■ **Dataset items**:
———
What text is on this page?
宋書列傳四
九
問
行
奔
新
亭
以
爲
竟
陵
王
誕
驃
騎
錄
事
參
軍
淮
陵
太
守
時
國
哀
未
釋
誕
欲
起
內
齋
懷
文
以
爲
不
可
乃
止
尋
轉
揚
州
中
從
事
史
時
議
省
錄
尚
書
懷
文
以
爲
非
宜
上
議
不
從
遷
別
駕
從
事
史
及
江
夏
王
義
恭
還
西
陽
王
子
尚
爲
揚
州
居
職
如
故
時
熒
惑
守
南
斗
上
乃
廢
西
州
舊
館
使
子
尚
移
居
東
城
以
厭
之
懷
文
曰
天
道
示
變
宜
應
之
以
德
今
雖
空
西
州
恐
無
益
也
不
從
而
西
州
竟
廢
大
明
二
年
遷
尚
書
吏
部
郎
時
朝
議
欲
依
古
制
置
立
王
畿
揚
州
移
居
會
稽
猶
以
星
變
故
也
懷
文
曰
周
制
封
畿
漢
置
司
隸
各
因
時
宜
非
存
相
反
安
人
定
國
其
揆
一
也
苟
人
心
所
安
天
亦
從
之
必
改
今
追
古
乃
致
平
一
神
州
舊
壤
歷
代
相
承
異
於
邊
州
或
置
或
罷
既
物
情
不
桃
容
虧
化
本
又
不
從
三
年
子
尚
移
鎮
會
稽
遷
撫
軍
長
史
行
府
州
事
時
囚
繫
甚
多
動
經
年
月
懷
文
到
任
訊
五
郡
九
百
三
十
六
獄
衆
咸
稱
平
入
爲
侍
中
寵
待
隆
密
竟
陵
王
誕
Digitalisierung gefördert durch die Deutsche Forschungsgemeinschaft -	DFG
———
■ **WHAT THE EXERCISE ASKS**: Above are the records; retype them all without a single difference.

■ **ANSWER FOR THE TASK**:
What text is on this page?
宋書列傳四
九
問
行
奔
新
亭
以
爲
竟
陵
王
誕
驃
騎
錄
事
參
軍
淮
陵
太
守
時
國
哀
未
釋
誕
欲
起
內
齋
懷
文
以
爲
不
可
乃
止
尋
轉
揚
州
中
從
事
史
時
議
省
錄
尚
書
懷
文
以
爲
非
宜
上
議
不
從
遷
別
駕
從
事
史
及
江
夏
王
義
恭
還
西
陽
王
子
尚
爲
揚
州
居
職
如
故
時
熒
惑
守
南
斗
上
乃
廢
西
州
舊
館
使
子
尚
移
居
東
城
以
厭
之
懷
文
曰
天
道
示
變
宜
應
之
以
德
今
雖
空
西
州
恐
無
益
也
不
從
而
西
州
竟
廢
大
明
二
年
遷
尚
書
吏
部
郎
時
朝
議
欲
依
古
制
置
立
王
畿
揚
州
移
居
會
稽
猶
以
星
變
故
也
懷
文
曰
周
制
封
畿
漢
置
司
隸
各
因
時
宜
非
存
相
反
安
人
定
國
其
揆
一
也
苟
人
心
所
安
天
亦
從
之
必
改
今
追
古
乃
致
平
一
神
州
舊
壤
歷
代
相
承
異
於
邊
州
或
置
或
罷
既
物
情
不
桃
容
虧
化
本
又
不
從
三
年
子
尚
移
鎮
會
稽
遷
撫
軍
長
史
行
府
州
事
時
囚
繫
甚
多
動
經
年
月
懷
文
到
任
訊
五
郡
九
百
三
十
六
獄
衆
咸
稱
平
入
爲
侍
中
寵
待
隆
密
竟
陵
王
誕
Digitalisierung gefördert durch die Deutsche Forschungsgemeinschaft -	DFG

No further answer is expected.